Data records:
--------

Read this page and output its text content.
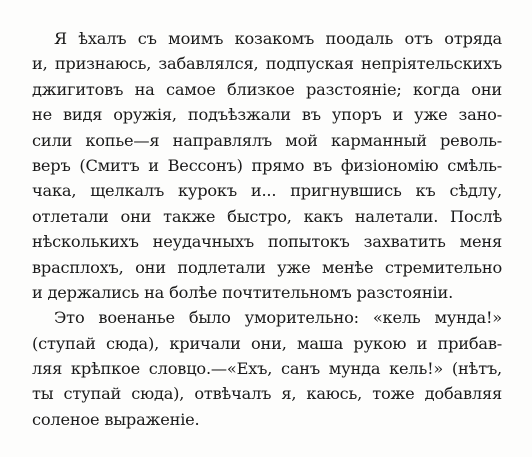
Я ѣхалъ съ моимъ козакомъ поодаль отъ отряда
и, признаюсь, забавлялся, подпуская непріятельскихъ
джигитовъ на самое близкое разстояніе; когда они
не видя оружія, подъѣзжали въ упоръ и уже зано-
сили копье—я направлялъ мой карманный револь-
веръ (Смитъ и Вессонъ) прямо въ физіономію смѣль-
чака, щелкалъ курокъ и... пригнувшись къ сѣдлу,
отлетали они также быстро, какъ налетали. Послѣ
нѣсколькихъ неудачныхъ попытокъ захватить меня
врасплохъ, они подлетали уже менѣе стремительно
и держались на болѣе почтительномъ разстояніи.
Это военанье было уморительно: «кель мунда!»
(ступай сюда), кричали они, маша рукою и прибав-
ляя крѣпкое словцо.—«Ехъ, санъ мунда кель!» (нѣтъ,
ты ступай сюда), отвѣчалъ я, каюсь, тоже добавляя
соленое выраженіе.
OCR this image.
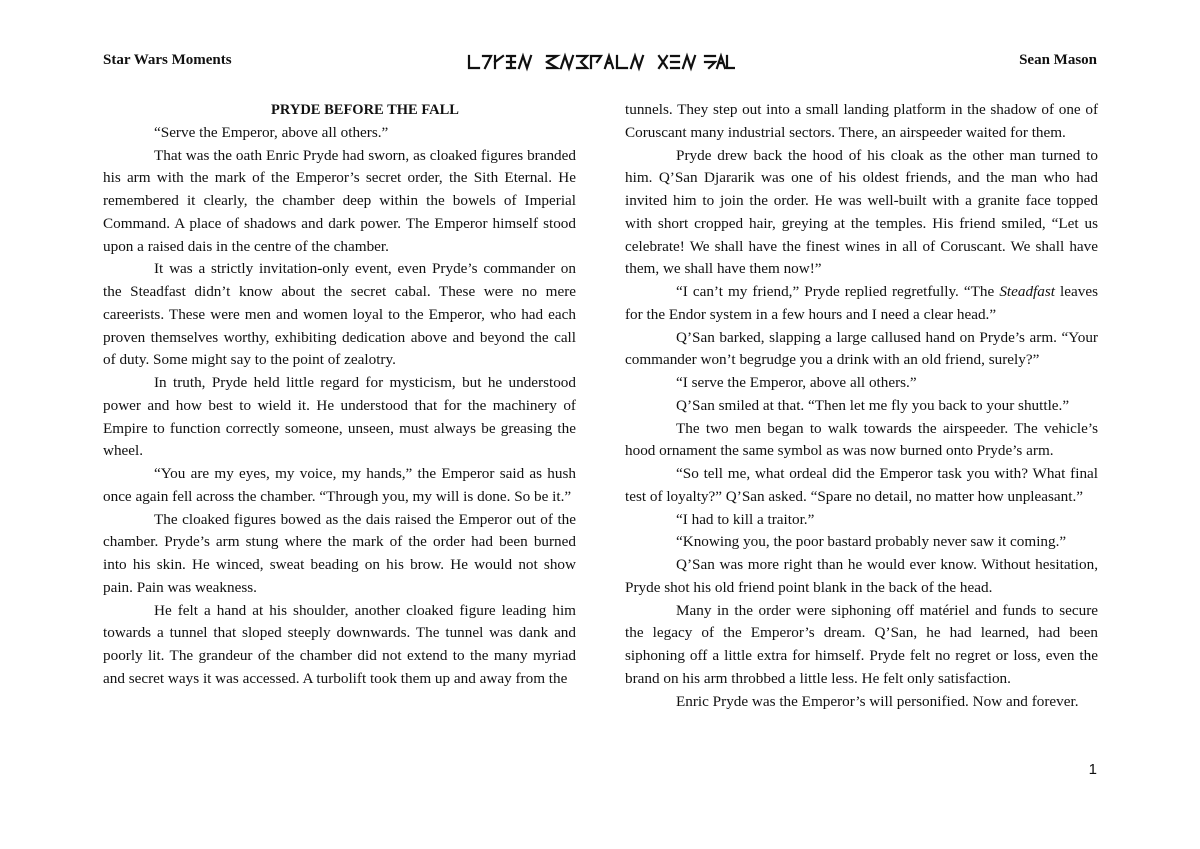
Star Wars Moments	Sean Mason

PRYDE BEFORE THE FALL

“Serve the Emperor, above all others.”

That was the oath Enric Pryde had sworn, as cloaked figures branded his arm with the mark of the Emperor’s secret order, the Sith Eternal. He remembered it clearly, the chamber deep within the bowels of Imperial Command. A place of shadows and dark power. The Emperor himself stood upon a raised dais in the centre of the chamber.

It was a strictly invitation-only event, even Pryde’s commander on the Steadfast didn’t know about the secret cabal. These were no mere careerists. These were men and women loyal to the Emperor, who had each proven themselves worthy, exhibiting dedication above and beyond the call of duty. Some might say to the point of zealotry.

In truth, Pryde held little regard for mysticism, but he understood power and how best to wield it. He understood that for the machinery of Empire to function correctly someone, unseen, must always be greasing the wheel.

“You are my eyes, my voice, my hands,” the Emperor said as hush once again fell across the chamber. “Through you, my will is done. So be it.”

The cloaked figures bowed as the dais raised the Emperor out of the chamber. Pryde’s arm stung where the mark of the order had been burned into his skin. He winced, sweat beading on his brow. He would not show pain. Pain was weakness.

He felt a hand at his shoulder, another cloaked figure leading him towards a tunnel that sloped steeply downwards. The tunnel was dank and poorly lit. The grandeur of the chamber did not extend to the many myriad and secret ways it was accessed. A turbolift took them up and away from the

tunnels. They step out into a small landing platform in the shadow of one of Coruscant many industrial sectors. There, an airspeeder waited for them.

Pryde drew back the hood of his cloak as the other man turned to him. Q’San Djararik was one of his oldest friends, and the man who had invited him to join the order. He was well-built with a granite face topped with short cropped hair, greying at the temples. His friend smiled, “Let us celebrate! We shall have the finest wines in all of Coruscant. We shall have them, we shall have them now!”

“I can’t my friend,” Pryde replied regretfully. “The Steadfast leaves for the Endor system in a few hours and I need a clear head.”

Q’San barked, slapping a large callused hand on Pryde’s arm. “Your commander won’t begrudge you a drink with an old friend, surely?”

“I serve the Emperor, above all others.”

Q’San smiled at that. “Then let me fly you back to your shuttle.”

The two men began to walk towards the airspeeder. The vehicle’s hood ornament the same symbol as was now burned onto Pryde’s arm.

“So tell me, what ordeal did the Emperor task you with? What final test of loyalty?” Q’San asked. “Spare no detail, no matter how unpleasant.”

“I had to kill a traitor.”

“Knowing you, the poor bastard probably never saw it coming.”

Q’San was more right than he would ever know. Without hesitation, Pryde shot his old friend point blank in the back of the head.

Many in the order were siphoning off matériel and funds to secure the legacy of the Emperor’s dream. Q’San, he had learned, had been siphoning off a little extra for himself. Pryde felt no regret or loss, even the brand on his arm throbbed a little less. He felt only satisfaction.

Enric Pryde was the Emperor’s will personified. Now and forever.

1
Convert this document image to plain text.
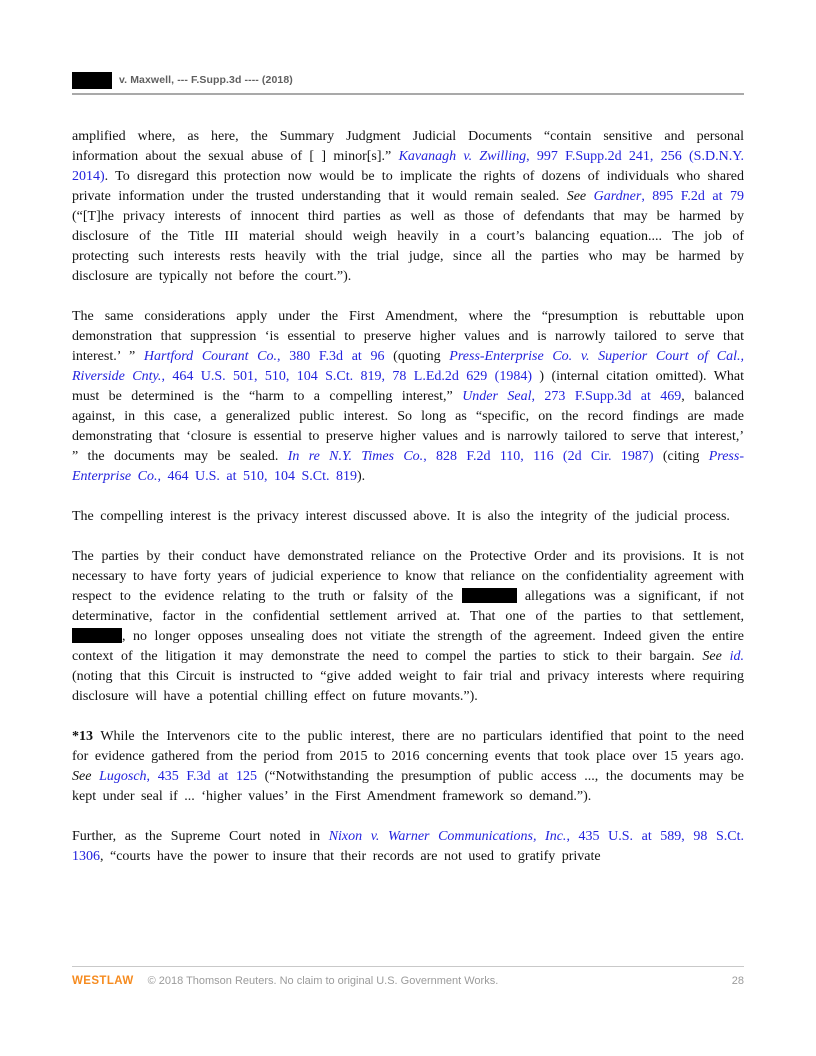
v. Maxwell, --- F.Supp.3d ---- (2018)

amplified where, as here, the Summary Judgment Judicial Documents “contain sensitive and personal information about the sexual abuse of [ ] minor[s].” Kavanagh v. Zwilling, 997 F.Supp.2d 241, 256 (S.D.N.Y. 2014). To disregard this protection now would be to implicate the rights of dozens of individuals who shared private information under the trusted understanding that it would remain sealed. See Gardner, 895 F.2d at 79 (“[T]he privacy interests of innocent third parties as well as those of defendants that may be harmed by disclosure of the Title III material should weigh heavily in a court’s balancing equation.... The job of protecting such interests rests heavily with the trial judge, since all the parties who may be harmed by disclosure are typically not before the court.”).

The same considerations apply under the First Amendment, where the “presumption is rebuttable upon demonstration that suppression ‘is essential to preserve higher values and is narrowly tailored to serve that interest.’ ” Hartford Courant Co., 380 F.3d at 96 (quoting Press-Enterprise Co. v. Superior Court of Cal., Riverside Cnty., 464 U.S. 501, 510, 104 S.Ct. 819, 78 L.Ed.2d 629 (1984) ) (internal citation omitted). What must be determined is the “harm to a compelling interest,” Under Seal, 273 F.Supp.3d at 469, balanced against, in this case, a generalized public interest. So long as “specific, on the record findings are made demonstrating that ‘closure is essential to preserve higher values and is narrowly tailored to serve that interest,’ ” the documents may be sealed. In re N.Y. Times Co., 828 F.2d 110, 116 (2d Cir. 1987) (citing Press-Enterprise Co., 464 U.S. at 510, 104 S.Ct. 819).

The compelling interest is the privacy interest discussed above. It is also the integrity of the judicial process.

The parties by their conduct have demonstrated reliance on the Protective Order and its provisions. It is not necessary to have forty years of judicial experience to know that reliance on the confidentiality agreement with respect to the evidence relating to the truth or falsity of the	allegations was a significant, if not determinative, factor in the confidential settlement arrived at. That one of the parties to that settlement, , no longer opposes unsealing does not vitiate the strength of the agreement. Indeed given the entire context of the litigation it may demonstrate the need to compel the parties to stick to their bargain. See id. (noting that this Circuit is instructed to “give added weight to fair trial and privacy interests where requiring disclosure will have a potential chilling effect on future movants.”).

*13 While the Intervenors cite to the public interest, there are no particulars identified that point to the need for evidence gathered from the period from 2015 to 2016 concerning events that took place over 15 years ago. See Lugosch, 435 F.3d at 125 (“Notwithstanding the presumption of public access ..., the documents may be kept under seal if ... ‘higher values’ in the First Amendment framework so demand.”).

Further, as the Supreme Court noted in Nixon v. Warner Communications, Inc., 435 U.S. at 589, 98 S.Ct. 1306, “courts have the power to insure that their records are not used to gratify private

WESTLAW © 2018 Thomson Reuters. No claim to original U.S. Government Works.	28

--------

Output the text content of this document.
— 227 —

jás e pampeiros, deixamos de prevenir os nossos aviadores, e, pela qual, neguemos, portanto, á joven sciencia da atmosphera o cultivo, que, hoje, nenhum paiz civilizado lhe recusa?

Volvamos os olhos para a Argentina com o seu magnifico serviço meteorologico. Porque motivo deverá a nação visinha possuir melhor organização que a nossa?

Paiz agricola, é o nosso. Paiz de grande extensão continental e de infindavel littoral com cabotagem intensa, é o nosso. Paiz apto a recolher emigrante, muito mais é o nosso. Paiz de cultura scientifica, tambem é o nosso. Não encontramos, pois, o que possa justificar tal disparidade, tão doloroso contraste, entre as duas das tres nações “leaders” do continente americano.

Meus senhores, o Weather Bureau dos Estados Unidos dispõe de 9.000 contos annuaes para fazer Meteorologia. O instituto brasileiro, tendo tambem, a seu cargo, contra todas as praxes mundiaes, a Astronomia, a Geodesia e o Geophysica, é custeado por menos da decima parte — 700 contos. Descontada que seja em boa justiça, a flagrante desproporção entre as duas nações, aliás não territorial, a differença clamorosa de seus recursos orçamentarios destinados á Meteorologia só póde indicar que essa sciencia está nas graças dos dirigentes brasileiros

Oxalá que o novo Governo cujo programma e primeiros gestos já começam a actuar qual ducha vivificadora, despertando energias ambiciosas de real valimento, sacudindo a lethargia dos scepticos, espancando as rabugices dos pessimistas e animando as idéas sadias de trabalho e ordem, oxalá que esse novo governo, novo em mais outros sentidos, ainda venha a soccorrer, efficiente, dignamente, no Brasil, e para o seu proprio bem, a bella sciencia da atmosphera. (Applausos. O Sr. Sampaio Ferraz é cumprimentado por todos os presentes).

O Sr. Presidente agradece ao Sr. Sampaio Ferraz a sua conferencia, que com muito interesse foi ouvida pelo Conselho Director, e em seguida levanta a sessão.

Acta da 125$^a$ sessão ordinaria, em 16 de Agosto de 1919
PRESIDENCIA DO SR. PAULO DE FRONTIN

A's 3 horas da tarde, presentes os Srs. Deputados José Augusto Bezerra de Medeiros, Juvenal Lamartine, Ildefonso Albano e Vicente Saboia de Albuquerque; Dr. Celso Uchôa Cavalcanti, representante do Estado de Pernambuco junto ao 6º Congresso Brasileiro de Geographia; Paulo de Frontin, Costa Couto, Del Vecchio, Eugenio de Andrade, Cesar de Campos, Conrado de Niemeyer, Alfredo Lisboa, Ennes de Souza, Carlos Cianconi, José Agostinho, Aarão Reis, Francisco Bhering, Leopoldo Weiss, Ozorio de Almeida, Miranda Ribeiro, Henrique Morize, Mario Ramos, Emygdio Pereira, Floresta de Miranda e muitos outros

--------

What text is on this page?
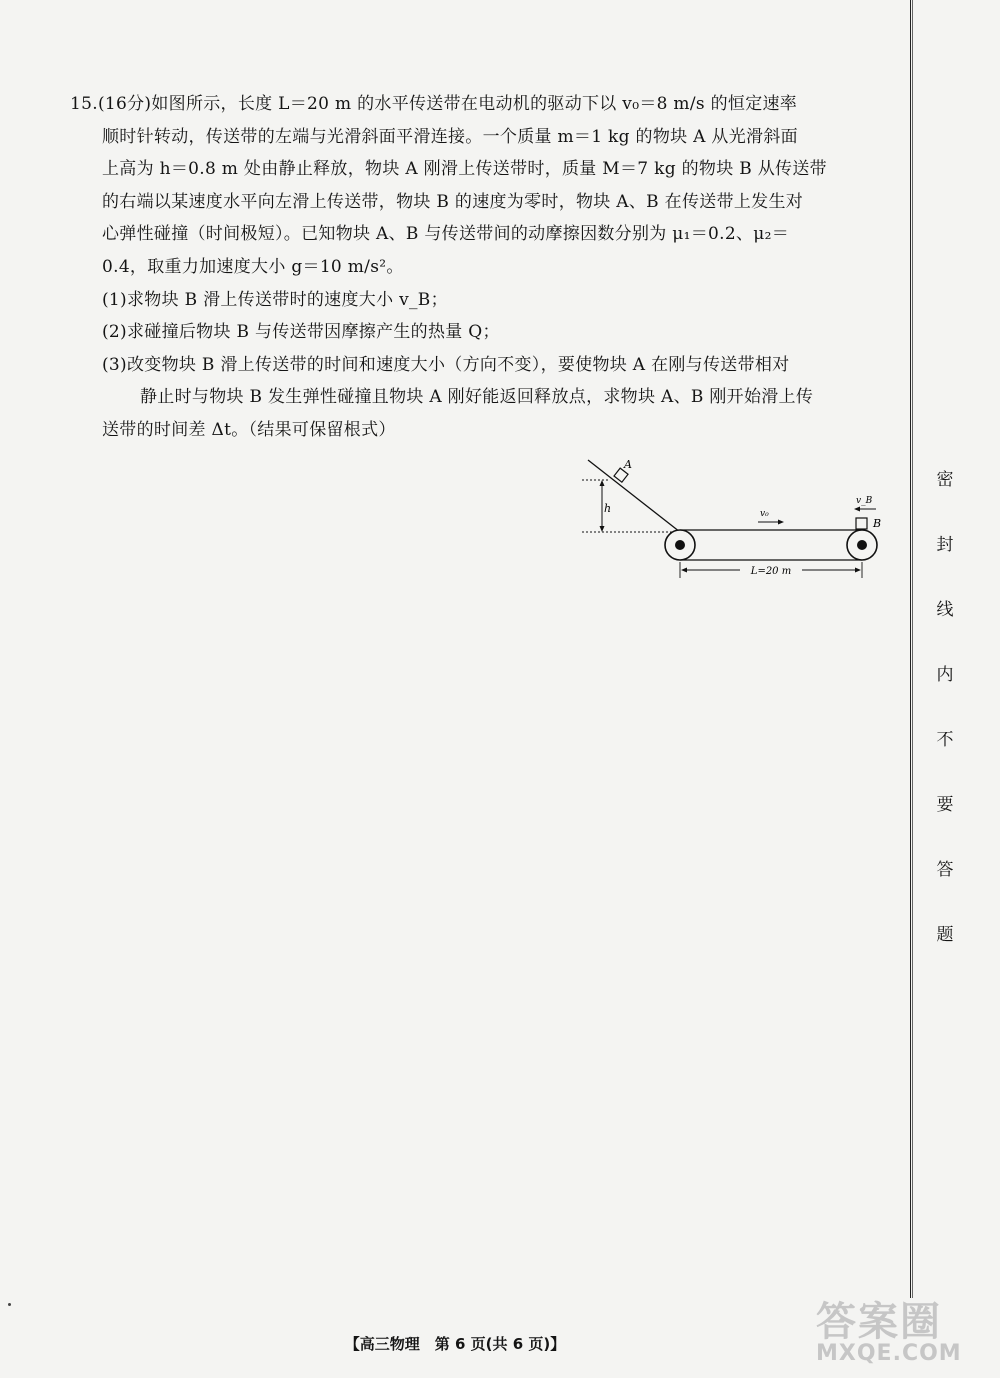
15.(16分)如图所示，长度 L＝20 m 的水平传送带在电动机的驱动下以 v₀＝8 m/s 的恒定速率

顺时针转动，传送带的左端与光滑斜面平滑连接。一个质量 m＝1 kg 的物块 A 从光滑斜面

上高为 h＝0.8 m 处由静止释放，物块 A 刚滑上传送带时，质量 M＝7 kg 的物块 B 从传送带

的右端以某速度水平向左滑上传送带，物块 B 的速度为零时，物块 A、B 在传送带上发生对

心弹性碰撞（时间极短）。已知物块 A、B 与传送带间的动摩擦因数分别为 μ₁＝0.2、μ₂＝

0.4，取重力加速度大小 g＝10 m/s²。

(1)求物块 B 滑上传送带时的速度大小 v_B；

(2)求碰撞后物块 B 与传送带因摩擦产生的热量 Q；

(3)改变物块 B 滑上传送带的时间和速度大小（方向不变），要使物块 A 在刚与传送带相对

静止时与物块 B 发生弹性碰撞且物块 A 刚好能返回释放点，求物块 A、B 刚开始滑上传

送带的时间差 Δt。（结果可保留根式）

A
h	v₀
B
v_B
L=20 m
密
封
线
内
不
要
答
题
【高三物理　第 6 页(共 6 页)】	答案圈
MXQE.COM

--------

→ AIM OF THE TASK
Identify each line of the material where the word "burned" shows up, and copy it.

→ TASK ANSWER
The cloaked figures bowed as the dais raised the Emperor out of the chamber. Pryde’s arm stung where the mark of the order had been burned into his skin. He winced, sweat beading on his brow. He would not show pain. Pain was weakness.
The two men began to walk towards the airspeeder. The vehicle’s hood ornament the same symbol as was now burned onto Pryde’s arm.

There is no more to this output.